• **SET TASK**
Filter the records below for the word "CAROLINA". Copy each line that holds it.

• **MATERIAL FOR THIS EXERCISE**
⁂

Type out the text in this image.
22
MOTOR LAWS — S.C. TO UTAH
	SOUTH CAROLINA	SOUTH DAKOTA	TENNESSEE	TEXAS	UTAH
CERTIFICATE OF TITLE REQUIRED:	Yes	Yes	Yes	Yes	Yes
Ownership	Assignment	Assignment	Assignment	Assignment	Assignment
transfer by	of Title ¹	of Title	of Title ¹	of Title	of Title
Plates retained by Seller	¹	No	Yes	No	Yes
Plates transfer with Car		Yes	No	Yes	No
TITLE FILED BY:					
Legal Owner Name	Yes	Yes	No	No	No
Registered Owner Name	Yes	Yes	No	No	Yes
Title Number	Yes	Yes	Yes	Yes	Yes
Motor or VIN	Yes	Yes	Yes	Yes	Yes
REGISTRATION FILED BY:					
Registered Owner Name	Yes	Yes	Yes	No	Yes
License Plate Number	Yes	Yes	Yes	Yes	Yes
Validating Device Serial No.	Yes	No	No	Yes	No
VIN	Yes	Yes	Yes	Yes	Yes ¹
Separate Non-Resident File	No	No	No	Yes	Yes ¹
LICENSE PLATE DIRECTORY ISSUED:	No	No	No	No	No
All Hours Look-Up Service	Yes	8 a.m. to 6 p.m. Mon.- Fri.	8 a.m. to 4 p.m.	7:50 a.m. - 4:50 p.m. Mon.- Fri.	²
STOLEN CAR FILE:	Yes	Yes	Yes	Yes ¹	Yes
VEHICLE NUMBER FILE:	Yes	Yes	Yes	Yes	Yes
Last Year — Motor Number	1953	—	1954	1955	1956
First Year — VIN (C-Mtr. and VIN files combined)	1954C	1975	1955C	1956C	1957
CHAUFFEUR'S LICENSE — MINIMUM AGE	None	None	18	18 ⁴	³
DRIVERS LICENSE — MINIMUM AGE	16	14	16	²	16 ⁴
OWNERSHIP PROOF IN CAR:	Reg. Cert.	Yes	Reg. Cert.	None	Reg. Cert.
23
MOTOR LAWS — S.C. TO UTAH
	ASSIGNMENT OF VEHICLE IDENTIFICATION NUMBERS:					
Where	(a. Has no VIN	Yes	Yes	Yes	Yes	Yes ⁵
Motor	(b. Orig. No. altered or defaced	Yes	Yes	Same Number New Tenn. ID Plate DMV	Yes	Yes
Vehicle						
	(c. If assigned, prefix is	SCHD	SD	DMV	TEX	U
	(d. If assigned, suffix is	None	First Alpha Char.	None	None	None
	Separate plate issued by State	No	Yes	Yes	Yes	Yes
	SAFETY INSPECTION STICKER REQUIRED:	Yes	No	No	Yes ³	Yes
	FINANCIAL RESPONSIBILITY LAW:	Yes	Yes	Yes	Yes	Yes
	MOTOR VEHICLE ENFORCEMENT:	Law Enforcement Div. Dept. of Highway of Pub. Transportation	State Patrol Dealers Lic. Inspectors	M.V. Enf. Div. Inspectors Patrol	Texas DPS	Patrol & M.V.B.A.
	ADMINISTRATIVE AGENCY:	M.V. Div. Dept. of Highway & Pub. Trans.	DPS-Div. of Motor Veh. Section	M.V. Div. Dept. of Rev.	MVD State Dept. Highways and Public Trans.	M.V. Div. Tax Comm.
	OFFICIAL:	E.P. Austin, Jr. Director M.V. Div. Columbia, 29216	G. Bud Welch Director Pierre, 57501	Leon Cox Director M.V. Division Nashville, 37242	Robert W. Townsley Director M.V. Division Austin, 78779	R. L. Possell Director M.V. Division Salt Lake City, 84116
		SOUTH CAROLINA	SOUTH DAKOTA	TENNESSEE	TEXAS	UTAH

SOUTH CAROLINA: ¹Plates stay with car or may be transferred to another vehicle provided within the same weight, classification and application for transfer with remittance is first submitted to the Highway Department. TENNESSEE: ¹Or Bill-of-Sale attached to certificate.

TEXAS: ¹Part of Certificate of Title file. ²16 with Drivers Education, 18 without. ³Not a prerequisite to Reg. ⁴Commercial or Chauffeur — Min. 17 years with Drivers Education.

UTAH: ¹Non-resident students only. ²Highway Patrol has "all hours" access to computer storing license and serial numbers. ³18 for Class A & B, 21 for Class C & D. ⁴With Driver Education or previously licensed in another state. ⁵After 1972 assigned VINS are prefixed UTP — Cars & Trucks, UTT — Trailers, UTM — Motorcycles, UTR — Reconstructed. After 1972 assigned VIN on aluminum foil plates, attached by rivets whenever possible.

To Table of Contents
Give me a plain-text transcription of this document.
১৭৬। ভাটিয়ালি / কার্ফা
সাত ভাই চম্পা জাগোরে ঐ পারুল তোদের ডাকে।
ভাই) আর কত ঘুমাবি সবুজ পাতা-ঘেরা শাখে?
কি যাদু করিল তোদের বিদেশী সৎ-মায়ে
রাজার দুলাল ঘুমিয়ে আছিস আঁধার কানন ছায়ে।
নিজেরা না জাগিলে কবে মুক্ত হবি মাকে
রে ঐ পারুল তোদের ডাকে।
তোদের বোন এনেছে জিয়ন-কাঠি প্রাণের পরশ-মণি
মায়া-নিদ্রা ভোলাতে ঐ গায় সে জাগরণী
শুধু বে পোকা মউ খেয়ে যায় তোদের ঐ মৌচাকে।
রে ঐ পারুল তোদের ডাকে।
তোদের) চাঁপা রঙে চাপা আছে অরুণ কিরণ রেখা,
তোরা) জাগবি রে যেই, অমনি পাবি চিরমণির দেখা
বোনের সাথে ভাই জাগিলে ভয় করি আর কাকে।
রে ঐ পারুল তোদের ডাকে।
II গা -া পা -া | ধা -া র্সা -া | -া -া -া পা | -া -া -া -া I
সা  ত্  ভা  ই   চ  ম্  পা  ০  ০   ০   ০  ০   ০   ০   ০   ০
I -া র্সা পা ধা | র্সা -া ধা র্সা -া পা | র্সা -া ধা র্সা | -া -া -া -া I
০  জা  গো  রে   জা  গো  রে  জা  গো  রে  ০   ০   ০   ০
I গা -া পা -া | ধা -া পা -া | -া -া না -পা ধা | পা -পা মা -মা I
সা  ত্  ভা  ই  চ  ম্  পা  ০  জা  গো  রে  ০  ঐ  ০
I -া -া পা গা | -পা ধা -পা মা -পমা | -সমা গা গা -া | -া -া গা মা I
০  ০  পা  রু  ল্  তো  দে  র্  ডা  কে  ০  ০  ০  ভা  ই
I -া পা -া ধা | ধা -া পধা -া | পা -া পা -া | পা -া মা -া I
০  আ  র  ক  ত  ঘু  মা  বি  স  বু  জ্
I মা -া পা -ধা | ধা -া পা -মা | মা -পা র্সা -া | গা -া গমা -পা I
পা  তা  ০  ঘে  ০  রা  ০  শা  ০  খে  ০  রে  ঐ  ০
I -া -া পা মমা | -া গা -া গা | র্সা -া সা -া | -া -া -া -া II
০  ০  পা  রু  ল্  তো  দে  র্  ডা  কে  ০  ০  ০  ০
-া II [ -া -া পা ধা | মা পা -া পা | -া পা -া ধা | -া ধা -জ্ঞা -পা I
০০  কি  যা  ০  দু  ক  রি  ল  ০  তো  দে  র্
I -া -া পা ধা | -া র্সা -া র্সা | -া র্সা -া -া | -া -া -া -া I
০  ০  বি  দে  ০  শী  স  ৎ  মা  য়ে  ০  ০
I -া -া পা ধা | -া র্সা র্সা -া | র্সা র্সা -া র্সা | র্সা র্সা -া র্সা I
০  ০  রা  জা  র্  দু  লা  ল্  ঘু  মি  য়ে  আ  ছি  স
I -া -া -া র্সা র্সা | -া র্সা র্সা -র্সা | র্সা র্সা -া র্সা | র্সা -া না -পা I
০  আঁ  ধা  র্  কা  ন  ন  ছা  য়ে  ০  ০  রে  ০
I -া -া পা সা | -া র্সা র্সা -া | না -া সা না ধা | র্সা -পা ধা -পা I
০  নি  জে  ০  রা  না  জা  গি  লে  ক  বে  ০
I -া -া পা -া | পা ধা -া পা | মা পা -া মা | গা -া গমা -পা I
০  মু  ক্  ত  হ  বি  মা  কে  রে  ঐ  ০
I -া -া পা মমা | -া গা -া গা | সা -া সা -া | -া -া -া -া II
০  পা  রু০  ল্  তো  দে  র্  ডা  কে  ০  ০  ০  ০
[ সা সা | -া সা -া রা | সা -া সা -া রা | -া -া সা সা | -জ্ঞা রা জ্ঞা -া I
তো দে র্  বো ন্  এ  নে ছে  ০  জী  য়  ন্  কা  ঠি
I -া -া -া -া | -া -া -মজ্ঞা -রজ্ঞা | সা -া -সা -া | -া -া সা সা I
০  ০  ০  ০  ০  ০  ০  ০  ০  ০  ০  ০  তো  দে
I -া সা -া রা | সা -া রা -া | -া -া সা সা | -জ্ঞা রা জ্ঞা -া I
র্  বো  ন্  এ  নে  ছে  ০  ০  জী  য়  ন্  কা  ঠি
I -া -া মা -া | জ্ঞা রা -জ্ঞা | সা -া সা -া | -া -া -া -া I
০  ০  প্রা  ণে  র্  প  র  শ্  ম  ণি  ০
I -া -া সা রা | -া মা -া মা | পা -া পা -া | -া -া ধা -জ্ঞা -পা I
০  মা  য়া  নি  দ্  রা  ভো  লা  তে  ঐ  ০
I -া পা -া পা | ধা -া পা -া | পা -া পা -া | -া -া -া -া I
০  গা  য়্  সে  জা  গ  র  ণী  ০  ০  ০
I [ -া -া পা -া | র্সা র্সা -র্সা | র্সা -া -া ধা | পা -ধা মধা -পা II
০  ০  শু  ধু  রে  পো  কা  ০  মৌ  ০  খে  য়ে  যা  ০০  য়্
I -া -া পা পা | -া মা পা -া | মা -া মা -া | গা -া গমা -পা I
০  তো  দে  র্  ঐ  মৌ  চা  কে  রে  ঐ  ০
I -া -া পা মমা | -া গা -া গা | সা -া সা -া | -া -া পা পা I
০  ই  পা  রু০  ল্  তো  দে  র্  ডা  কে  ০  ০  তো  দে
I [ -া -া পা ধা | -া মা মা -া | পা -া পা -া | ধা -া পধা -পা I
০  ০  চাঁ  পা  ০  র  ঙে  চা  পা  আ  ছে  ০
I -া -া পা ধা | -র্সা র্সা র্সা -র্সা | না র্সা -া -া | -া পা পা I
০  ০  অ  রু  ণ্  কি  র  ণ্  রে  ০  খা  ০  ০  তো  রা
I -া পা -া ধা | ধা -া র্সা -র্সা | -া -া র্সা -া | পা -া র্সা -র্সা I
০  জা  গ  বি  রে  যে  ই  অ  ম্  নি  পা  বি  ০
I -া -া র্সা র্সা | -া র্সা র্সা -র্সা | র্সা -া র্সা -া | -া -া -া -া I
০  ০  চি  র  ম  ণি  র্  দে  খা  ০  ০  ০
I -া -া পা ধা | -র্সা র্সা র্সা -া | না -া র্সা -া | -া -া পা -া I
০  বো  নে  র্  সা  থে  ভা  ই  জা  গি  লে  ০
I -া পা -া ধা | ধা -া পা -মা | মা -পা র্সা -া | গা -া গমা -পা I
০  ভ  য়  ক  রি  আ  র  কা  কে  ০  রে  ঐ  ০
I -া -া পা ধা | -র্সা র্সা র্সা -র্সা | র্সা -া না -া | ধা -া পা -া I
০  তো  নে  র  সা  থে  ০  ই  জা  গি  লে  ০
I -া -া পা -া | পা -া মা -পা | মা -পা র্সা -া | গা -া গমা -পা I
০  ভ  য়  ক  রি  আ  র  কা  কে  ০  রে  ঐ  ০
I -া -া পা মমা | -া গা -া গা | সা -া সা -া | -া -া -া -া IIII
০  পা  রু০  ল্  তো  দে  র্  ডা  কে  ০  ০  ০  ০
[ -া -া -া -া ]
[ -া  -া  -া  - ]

⁂

• **TASK OUTPUT**
	SOUTH CAROLINA	SOUTH DAKOTA	TENNESSEE	TEXAS	UTAH
		SOUTH CAROLINA	SOUTH DAKOTA	TENNESSEE	TEXAS	UTAH
SOUTH CAROLINA: ¹Plates stay with car or may be transferred to another vehicle provided within the same weight, classification and application for transfer with remittance is first submitted to the Highway Department. TENNESSEE: ¹Or Bill-of-Sale attached to certificate.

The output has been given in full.